**OBJECTIVE**: Only the pictures are omitted; repeat all other data exactly.

--- PROVIDED RECORDS ---

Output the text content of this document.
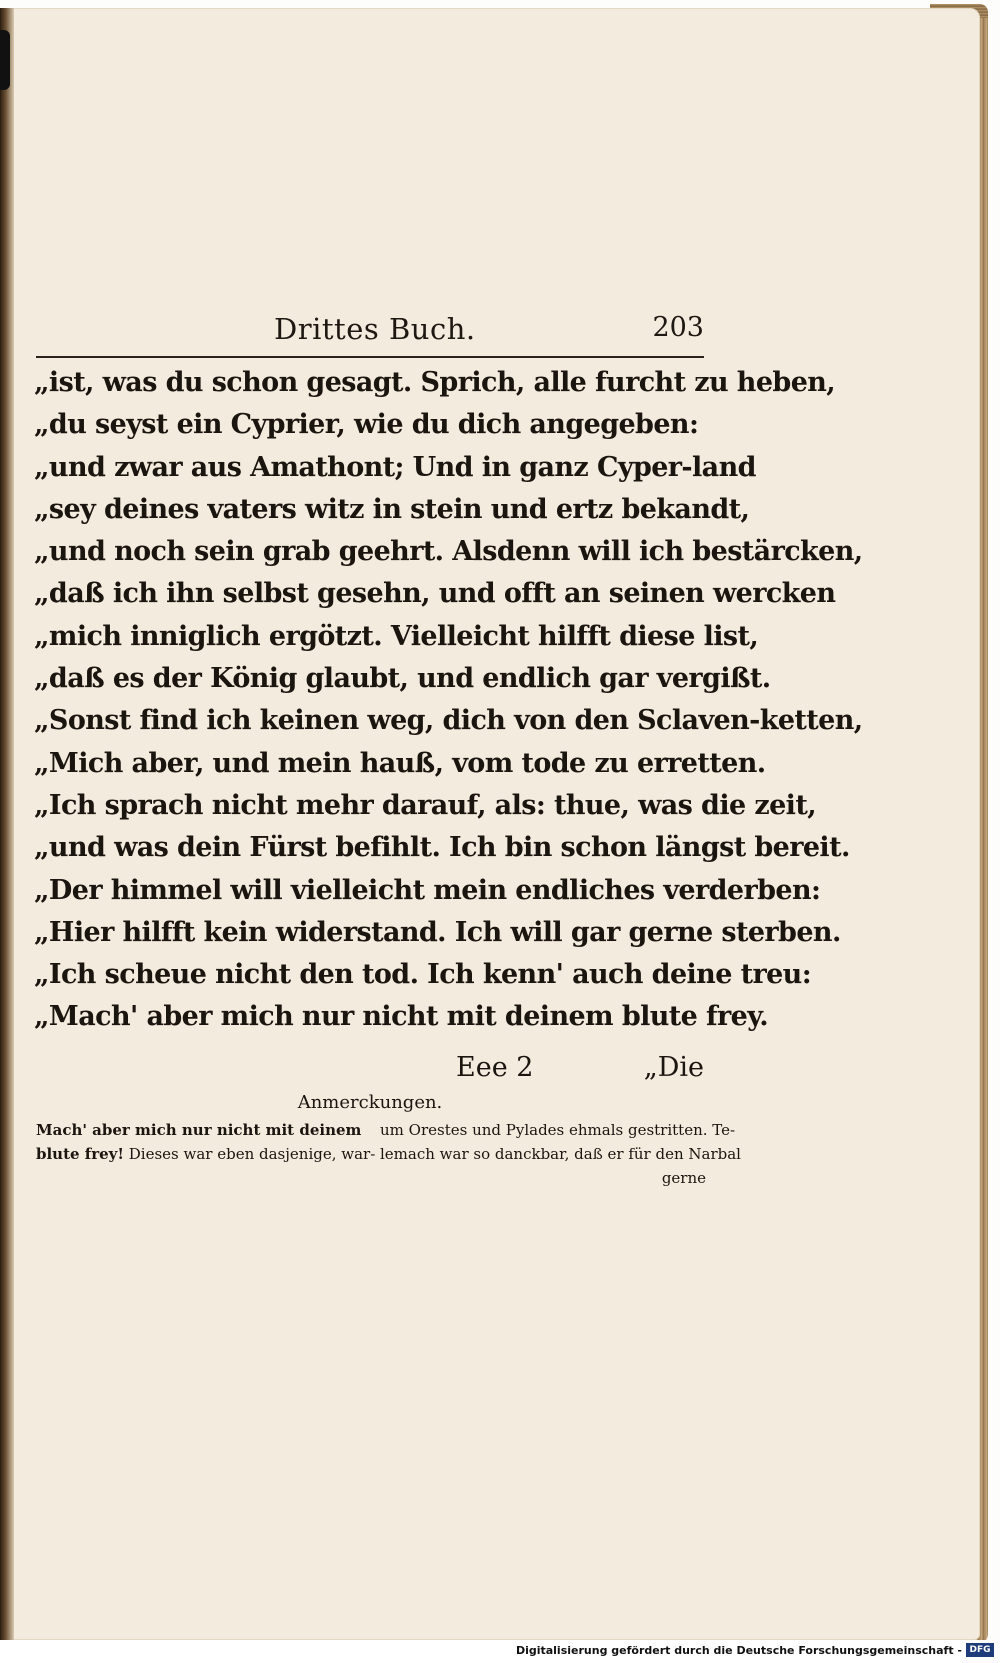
Drittes Buch.	203
„ist, was du schon gesagt. Sprich, alle furcht zu heben,
„du seyst ein Cyprier, wie du dich angegeben:
„und zwar aus Amathont; Und in ganz Cyper-land
„sey deines vaters witz in stein und ertz bekandt,
„und noch sein grab geehrt. Alsdenn will ich bestärcken,
„daß ich ihn selbst gesehn, und offt an seinen wercken
„mich inniglich ergötzt. Vielleicht hilfft diese list,
„daß es der König glaubt, und endlich gar vergißt.
„Sonst find ich keinen weg, dich von den Sclaven-ketten,
„Mich aber, und mein hauß, vom tode zu erretten.
„Ich sprach nicht mehr darauf, als: thue, was die zeit,
„und was dein Fürst befihlt. Ich bin schon längst bereit.
„Der himmel will vielleicht mein endliches verderben:
„Hier hilfft kein widerstand. Ich will gar gerne sterben.
„Ich scheue nicht den tod. Ich kenn' auch deine treu:
„Mach' aber mich nur nicht mit deinem blute frey.
Eee 2	„Die
Anmerckungen.

Mach' aber mich nur nicht mit deinem

blute frey! Dieses war eben dasjenige, war-

um Orestes und Pylades ehmals gestritten. Te-

lemach war so danckbar, daß er für den Narbal

gerne

Digitalisierung gefördert durch die Deutsche Forschungsgemeinschaft - DFG
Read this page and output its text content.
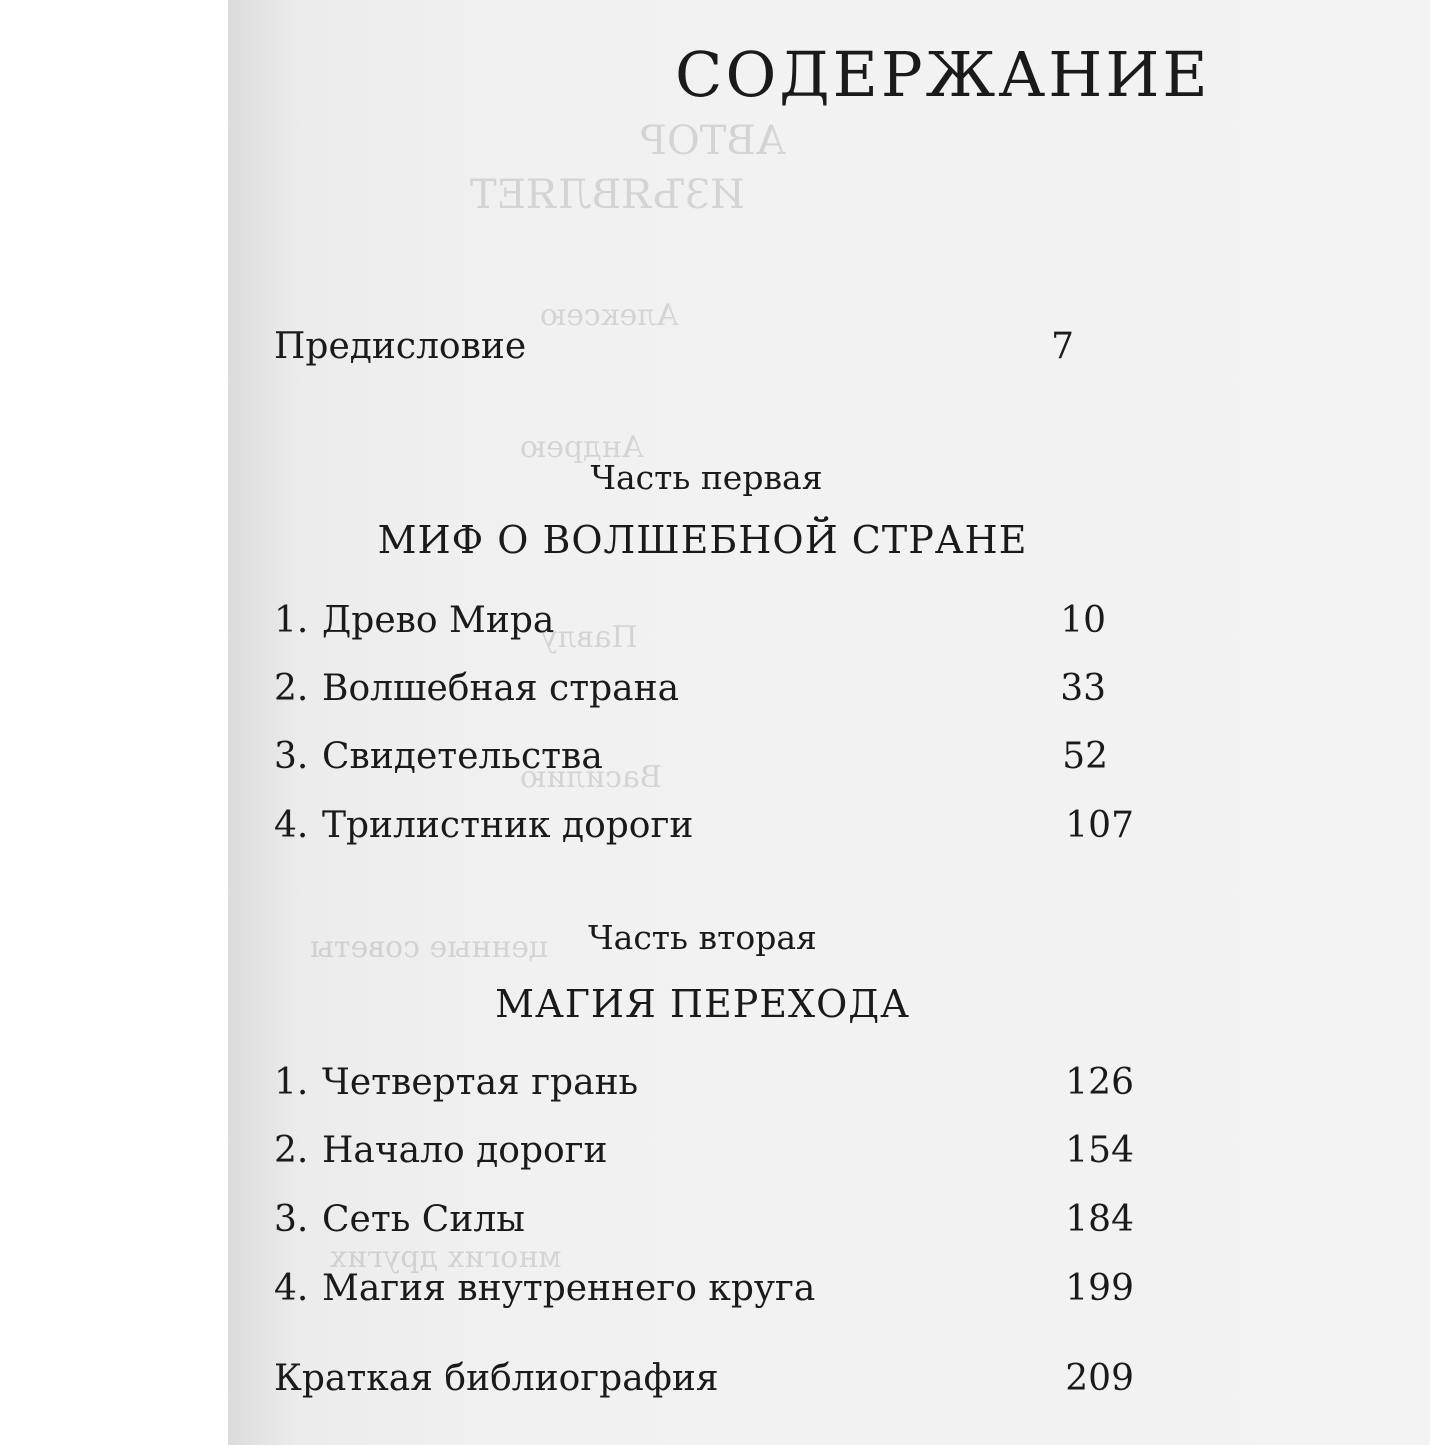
СОДЕРЖАНИЕ
Предисловие	7
Часть первая
МИФ О ВОЛШЕБНОЙ СТРАНЕ
1. Древо Мира	10
2. Волшебная страна	33
3. Свидетельства	52
4. Трилистник дороги	107
Часть вторая
МАГИЯ ПЕРЕХОДА
1. Четвертая грань	126
2. Начало дороги	154
3. Сеть Силы	184
4. Магия внутреннего круга	199
Краткая библиография	209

---

**ANSWER BELOW**:
Output the text content of this document.
Drittes Buch.	203
„ist, was du schon gesagt. Sprich, alle furcht zu heben,
„du seyst ein Cyprier, wie du dich angegeben:
„und zwar aus Amathont; Und in ganz Cyper-land
„sey deines vaters witz in stein und ertz bekandt,
„und noch sein grab geehrt. Alsdenn will ich bestärcken,
„daß ich ihn selbst gesehn, und offt an seinen wercken
„mich inniglich ergötzt. Vielleicht hilfft diese list,
„daß es der König glaubt, und endlich gar vergißt.
„Sonst find ich keinen weg, dich von den Sclaven-ketten,
„Mich aber, und mein hauß, vom tode zu erretten.
„Ich sprach nicht mehr darauf, als: thue, was die zeit,
„und was dein Fürst befihlt. Ich bin schon längst bereit.
„Der himmel will vielleicht mein endliches verderben:
„Hier hilfft kein widerstand. Ich will gar gerne sterben.
„Ich scheue nicht den tod. Ich kenn' auch deine treu:
„Mach' aber mich nur nicht mit deinem blute frey.
Eee 2	„Die
Anmerckungen.

Mach' aber mich nur nicht mit deinem

blute frey! Dieses war eben dasjenige, war-

um Orestes und Pylades ehmals gestritten. Te-

lemach war so danckbar, daß er für den Narbal

gerne

Digitalisierung gefördert durch die Deutsche Forschungsgemeinschaft - DFG
Read this page and output its text content.
СОДЕРЖАНИЕ
Предисловие	7
Часть первая
МИФ О ВОЛШЕБНОЙ СТРАНЕ
1. Древо Мира	10
2. Волшебная страна	33
3. Свидетельства	52
4. Трилистник дороги	107
Часть вторая
МАГИЯ ПЕРЕХОДА
1. Четвертая грань	126
2. Начало дороги	154
3. Сеть Силы	184
4. Магия внутреннего круга	199
Краткая библиография	209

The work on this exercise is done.